§ **PROVIDED PASSAGE**:
○ ○ ○ ○ ○
You’ve heard before that you should never judge a book by its cover. I just learned this week that I should also never judge a stoner by his long hair and flannel. I wasn’t sure what to expect with American Ultra. I only knew that it was about a guy who was lazily coasting through life when he finds out that he’s really a CIA operative. The resultant film is one of those strange mixtures of action and comedy that gets both genres right and makes you want to see it again. The best comparison that I can make is Pineapple Express. Laughs, pot and guns all come together in American Ultra for a memorable experience that will make you believe that a pothead can move fast enough to win a fight.
American Ultra is not from the filmmakers whom you would expect. Director Nima Nourizadeh previously made Project X, the successful low-budget film about a teen’s out-of-control birthday party. That kind of manic energy is evident here, but there also has to be a great story to go with it for it to work. Otherwise, it’s an extended music video. Writer Max Landis got his break with the hit teen film Chronicle, which I consider one of the best films about humans gaining super powers. These two talents meshed well and produced a movie that’s got as many layers, fun sequences and unique elements that you wish that it was a bit longer just to see how these characters would react in some other situations.
Mike Howell (Jesse Eisenberg) and Phoebe Larson (Kristen Stewart) are a perfect couple. They get high, have sex, enjoy life and mesh on a level that other couples never experience. They dream of getting out of their dead-end small town in West Virginia. After a failed attempt at a vacation, they return to the familiar — Mike at a convenience store and Phoebe at a bail bondsman’s business. What Mike doesn’t know is that he’s a CIA agent deep undercover. He’s the result of a government experiment to create the ultimate secret agent — the “Ultra” in the title refers to that type of CIA program — and the CIA guy calling the shots named Adrian Yates (Topher Grace) wants him eliminated. Fortunately, the agent who trained and placed Mike thinks that he still has potential. Victoria Lasseter (Connie Britton) does what she can to help Mike and Phoebe while their world gets ripped apart by Yates’s agents.
Eisenberg almost always entertains and surprises me. He’s actually better when he inhabits a character like this instead of his usual persona and deliberate way of speaking as evidenced in The Squid and the Whale and The Social Network. Stewart is at her best here, too. She doesn’t play with her hair constantly, and her character is about as far as you can get from her Bella Swan in the Twilight movies as her role in Welcome to the Rileys. Eisenberg and Stewart played a couple before in Adventureland, and they are equally convincing here as a pair with a much more established relationship. The rest of the cast is just as strong. Grace creates a bad guy whom you love to hate, and Walton Goggins has a substantial role as a mental patient called Laugher who’s sent by Yates to kill Mike and Phoebe. John Leguizamo sometimes comes up with the strangest characters, and his drug/fireworks/whatever supplier named Rose ranks up there with his gangster language and paranoia.
○ ○ ○ ○ ○
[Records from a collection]

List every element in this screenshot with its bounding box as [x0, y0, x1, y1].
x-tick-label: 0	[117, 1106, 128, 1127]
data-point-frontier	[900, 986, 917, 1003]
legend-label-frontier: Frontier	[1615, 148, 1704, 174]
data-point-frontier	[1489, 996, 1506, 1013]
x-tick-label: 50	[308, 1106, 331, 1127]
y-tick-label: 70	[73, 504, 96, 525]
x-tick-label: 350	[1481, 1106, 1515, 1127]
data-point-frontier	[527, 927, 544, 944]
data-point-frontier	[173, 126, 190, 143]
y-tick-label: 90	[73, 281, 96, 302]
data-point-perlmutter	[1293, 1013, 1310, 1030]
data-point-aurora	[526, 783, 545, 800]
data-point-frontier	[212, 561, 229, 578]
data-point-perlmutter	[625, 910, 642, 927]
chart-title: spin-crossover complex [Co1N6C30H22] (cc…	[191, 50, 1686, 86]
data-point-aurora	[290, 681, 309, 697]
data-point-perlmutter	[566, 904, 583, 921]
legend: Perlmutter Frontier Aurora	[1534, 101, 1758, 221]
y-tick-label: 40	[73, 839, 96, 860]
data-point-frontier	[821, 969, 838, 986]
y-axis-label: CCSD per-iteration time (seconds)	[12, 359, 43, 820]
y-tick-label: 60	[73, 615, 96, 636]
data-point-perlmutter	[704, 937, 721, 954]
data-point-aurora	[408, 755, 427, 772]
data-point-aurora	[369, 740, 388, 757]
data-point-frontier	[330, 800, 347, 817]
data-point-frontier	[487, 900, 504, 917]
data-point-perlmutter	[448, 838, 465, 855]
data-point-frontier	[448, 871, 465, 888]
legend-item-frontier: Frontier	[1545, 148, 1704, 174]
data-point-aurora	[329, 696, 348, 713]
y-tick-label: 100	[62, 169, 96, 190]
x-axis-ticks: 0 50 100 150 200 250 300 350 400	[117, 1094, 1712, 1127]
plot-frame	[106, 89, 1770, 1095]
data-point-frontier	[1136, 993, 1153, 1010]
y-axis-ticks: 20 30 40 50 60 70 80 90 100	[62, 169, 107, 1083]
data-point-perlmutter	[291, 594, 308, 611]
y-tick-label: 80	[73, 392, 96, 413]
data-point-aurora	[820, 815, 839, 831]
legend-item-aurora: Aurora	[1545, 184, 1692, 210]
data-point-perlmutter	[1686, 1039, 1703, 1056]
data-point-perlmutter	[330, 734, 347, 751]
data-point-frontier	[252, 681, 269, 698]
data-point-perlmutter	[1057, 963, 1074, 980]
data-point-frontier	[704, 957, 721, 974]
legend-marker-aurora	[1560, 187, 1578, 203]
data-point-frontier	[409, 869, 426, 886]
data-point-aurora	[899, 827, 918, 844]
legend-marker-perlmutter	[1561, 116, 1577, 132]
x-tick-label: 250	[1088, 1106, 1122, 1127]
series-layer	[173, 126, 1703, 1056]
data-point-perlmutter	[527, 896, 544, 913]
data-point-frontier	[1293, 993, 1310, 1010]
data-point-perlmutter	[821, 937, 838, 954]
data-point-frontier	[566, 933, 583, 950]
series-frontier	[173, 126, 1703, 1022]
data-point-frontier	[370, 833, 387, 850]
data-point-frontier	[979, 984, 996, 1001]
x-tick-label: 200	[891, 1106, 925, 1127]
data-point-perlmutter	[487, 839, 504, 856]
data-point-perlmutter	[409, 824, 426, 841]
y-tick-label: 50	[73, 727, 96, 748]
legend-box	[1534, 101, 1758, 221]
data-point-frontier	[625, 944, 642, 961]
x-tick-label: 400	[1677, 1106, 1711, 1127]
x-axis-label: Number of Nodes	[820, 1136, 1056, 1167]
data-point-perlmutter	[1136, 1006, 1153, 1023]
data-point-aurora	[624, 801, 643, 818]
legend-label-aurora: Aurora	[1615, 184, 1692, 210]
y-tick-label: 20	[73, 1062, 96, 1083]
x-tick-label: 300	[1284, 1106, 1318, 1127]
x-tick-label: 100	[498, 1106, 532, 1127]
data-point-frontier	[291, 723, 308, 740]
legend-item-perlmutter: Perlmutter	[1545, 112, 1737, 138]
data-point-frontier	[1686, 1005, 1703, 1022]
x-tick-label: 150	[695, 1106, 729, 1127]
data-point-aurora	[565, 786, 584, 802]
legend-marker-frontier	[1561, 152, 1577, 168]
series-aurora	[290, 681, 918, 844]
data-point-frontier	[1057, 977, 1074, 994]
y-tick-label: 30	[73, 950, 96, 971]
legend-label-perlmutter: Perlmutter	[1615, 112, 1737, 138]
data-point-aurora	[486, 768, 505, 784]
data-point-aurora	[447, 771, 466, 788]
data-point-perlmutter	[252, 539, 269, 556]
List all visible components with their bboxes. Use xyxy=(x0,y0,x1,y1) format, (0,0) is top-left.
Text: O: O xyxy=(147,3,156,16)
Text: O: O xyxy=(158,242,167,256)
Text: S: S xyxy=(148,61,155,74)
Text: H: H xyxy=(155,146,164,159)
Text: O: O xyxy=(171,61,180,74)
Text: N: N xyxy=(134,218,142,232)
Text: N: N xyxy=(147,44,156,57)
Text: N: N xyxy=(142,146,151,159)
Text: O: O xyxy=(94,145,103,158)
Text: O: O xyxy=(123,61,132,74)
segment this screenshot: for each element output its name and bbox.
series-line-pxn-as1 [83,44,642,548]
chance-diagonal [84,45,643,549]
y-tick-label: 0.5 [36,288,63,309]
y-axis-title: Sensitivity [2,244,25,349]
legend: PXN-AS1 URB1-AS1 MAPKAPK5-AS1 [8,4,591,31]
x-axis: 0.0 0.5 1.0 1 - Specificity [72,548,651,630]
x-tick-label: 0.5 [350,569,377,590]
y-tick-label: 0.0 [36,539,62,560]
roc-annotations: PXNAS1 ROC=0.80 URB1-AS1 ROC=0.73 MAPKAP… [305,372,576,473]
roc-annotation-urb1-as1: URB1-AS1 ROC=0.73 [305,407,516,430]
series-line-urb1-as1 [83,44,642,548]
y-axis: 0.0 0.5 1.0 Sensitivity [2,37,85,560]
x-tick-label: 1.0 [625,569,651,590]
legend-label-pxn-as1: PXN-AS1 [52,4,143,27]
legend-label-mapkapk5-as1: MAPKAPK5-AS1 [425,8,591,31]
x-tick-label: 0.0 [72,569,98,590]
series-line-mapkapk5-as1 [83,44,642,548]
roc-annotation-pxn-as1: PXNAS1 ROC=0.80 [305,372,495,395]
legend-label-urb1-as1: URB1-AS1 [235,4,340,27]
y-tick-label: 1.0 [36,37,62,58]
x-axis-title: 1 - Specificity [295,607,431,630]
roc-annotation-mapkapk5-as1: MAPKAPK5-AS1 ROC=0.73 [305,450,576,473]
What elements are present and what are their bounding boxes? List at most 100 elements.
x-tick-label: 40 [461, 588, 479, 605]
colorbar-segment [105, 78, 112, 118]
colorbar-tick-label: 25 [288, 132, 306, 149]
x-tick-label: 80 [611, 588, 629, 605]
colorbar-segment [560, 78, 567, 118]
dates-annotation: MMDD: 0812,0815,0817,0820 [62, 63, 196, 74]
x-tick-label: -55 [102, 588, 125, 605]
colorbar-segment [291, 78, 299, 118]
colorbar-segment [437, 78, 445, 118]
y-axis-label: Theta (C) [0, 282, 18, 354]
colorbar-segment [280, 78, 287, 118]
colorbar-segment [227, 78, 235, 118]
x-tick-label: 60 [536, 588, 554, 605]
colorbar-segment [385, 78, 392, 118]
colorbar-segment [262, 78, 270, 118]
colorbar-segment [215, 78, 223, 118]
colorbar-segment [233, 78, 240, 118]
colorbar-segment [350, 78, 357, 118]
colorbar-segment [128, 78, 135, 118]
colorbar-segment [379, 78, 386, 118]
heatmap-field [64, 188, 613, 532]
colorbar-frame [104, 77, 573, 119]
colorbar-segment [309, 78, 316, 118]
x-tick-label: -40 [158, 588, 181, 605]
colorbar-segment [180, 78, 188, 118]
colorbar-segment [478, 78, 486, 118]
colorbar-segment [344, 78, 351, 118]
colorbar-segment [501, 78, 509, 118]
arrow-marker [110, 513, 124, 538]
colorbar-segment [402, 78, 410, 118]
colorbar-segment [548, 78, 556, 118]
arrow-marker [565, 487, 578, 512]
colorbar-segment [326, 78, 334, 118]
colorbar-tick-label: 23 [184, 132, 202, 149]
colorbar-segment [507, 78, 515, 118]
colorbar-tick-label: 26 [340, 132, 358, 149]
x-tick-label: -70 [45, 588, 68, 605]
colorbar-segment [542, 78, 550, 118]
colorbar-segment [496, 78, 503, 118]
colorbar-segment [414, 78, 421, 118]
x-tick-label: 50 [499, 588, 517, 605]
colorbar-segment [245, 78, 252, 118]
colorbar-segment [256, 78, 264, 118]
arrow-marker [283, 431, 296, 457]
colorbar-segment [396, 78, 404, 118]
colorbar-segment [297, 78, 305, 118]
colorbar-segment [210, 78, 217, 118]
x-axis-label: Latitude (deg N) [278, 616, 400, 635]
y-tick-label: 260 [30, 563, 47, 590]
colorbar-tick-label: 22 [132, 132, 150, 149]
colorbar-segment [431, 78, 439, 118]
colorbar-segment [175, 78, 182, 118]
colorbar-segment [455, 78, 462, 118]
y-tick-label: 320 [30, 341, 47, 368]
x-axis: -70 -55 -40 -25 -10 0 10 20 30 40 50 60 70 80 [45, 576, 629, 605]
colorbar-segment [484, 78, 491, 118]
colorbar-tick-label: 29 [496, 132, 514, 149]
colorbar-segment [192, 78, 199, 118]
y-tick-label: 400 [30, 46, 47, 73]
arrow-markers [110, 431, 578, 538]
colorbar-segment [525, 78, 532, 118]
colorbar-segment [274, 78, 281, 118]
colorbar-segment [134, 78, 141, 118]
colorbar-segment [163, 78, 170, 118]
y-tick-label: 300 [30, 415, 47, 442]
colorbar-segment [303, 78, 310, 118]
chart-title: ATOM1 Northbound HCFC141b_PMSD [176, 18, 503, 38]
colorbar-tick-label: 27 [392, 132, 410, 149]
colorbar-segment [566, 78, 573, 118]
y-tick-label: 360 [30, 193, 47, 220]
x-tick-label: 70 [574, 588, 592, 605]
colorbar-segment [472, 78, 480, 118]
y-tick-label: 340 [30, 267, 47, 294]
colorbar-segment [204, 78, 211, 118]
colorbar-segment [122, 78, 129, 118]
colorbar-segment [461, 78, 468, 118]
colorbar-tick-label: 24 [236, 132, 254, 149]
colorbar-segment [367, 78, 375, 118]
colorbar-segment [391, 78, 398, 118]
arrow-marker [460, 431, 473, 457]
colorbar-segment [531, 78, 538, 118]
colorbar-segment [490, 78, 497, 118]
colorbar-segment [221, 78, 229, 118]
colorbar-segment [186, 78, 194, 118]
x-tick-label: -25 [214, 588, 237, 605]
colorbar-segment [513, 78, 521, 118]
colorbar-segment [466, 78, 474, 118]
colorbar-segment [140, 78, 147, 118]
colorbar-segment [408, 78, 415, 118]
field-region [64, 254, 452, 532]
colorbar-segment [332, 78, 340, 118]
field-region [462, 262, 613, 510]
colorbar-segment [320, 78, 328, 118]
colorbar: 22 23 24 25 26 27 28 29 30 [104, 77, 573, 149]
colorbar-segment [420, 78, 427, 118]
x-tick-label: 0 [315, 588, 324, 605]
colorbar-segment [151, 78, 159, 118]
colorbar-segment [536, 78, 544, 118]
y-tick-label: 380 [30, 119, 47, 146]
○ ○ ○ ○ ○
Copy out everything in the American Ultra review from "You’ve heard before" down to "win a fight.", switching "stoner" to "slacker". The items come from a different source than the American Ultra review.

You’ve heard before that you should never judge a book by its cover. I just learned this week that I should also never judge a slacker by his long hair and flannel. I wasn’t sure what to expect with American Ultra. I only knew that it was about a guy who was lazily coasting through life when he finds out that he’s really a CIA operative. The resultant film is one of those strange mixtures of action and comedy that gets both genres right and makes you want to see it again. The best comparison that I can make is Pineapple Express. Laughs, pot and guns all come together in American Ultra for a memorable experience that will make you believe that a pothead can move fast enough to win a fight.